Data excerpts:

┏━━

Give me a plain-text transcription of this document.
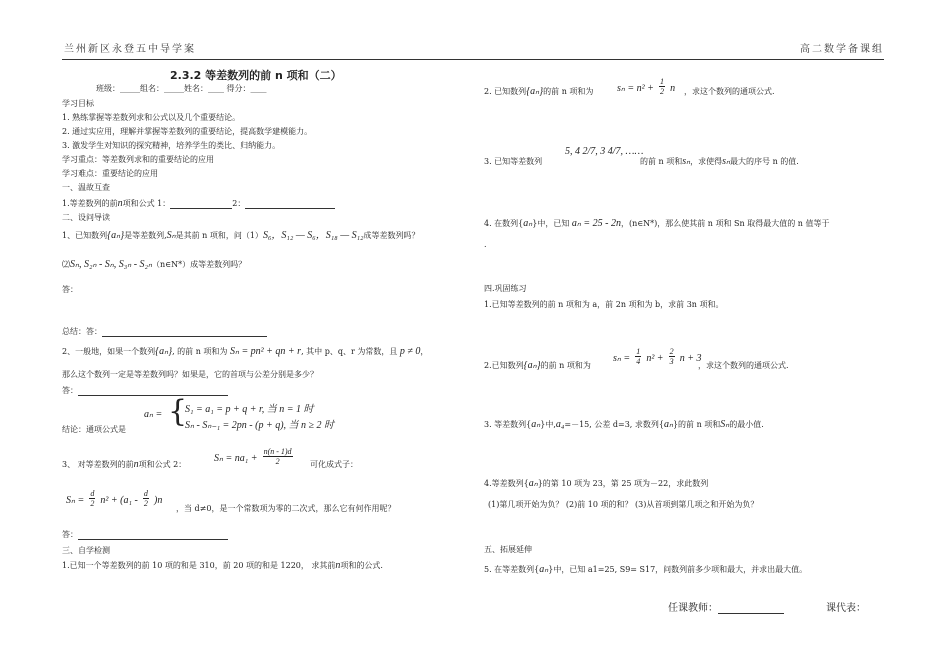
兰州新区永登五中导学案	高二数学备课组
2.3.2 等差数列的前 n 项和（二）
班级：_____组名：_____姓名：____ 得分：____
学习目标
1. 熟练掌握等差数列求和公式以及几个重要结论。
2. 通过实应用，理解并掌握等差数列的重要结论，提高数学建模能力。
3. 激发学生对知识的探究精神，培养学生的类比、归纳能力。
学习重点：等差数列求和的重要结论的应用
学习难点：重要结论的应用
一、温故互查
1.等差数列的前n项和公式 1：	2：
二、设问导读
1、已知数列{aₙ}是等差数列,Sₙ是其前 n 项和，问（1）S₆，S₁₂ — S₆，S₁₈ — S₁₂成等差数列吗？
⑵Sₙ, S₂ₙ - Sₙ, S₃ₙ - S₂ₙ（n∈N*）成等差数列吗？
答：
总结：答：
2、一般地，如果一个数列{aₙ}, 的前 n 项和为 Sₙ = pn² + qn + r, 其中 p、q、r 为常数，且 p ≠ 0，
那么这个数列一定是等差数列吗？如果是，它的首项与公差分别是多少？
答：
aₙ = {
S₁ = a₁ = p + q + r, 当 n = 1 时
Sₙ - Sₙ₋₁ = 2pn - (p + q), 当 n ≥ 2 时
结论：通项公式是
3、 对等差数列的前n项和公式 2：
$S_n = na_1 + \frac{n(n - 1)d}{2}$ 可化成式子：
$S_n = \frac{d}{2} n^2 + (a_1 - \frac{d}{2} )n$
，当 d≠0，是一个常数项为零的二次式，那么它有何作用呢？
答：
三、自学检测
1.已知一个等差数列的前 10 项的和是 310，前 20 项的和是 1220， 求其前n项和的公式.
2. 已知数列{aₙ}的前 n 项和为 $s_n = n^2 + \frac{1}{2}$ n ，求这个数列的通项公式.
3. 已知等差数列
5, 4 2/7, 3 4/7, ……
的前 n 项和sₙ，求使得sₙ最大的序号 n 的值.
4. 在数列{aₙ}中，已知 aₙ = 25 - 2n，(n∈N*)，那么使其前 n 项和 Sn 取得最大值的 n 值等于
.
四.巩固练习
1.已知等差数列的前 n 项和为 a，前 2n 项和为 b，求前 3n 项和。
2.已知数列{aₙ}的前 n 项和为
$s_n = \frac{1}{4} n^2 + \frac{2}{3}$ n + 3
，求这个数列的通项公式.
3. 等差数列{aₙ}中,a₄=－15, 公差 d=3, 求数列{aₙ}的前 n 项和Sₙ的最小值.
4.等差数列{aₙ}的第 10 项为 23，第 25 项为－22，求此数列
(1)第几项开始为负？ (2)前 10 项的和？ (3)从首项到第几项之和开始为负？
五、拓展延伸
5. 在等差数列{aₙ}中，已知 a1=25, S9= S17，问数列前多少项和最大，并求出最大值。
任课教师：	课代表：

┗━━

Problem requirements: Transcribe the full listing above exactly as it stands, minus the pictures.

Expected output:
Give me a plain-text transcription of this document.
兰州新区永登五中导学案	高二数学备课组
2.3.2 等差数列的前 n 项和（二）
班级：_____组名：_____姓名：____ 得分：____
学习目标
1. 熟练掌握等差数列求和公式以及几个重要结论。
2. 通过实应用，理解并掌握等差数列的重要结论，提高数学建模能力。
3. 激发学生对知识的探究精神，培养学生的类比、归纳能力。
学习重点：等差数列求和的重要结论的应用
学习难点：重要结论的应用
一、温故互查
1.等差数列的前n项和公式 1：	2：
二、设问导读
1、已知数列{aₙ}是等差数列,Sₙ是其前 n 项和，问（1）S₆，S₁₂ — S₆，S₁₈ — S₁₂成等差数列吗？
⑵Sₙ, S₂ₙ - Sₙ, S₃ₙ - S₂ₙ（n∈N*）成等差数列吗？
答：
总结：答：
2、一般地，如果一个数列{aₙ}, 的前 n 项和为 Sₙ = pn² + qn + r, 其中 p、q、r 为常数，且 p ≠ 0，
那么这个数列一定是等差数列吗？如果是，它的首项与公差分别是多少？
答：
aₙ = {
S₁ = a₁ = p + q + r, 当 n = 1 时
Sₙ - Sₙ₋₁ = 2pn - (p + q), 当 n ≥ 2 时
结论：通项公式是
3、 对等差数列的前n项和公式 2：
$S_n = na_1 + \frac{n(n - 1)d}{2}$ 可化成式子：
$S_n = \frac{d}{2} n^2 + (a_1 - \frac{d}{2} )n$
，当 d≠0，是一个常数项为零的二次式，那么它有何作用呢？
答：
三、自学检测
1.已知一个等差数列的前 10 项的和是 310，前 20 项的和是 1220， 求其前n项和的公式.
2. 已知数列{aₙ}的前 n 项和为 $s_n = n^2 + \frac{1}{2}$ n ，求这个数列的通项公式.
3. 已知等差数列
5, 4 2/7, 3 4/7, ……
的前 n 项和sₙ，求使得sₙ最大的序号 n 的值.
4. 在数列{aₙ}中，已知 aₙ = 25 - 2n，(n∈N*)，那么使其前 n 项和 Sn 取得最大值的 n 值等于
.
四.巩固练习
1.已知等差数列的前 n 项和为 a，前 2n 项和为 b，求前 3n 项和。
2.已知数列{aₙ}的前 n 项和为
$s_n = \frac{1}{4} n^2 + \frac{2}{3}$ n + 3
，求这个数列的通项公式.
3. 等差数列{aₙ}中,a₄=－15, 公差 d=3, 求数列{aₙ}的前 n 项和Sₙ的最小值.
4.等差数列{aₙ}的第 10 项为 23，第 25 项为－22，求此数列
(1)第几项开始为负？ (2)前 10 项的和？ (3)从首项到第几项之和开始为负？
五、拓展延伸
5. 在等差数列{aₙ}中，已知 a1=25, S9= S17，问数列前多少项和最大，并求出最大值。
任课教师：	课代表：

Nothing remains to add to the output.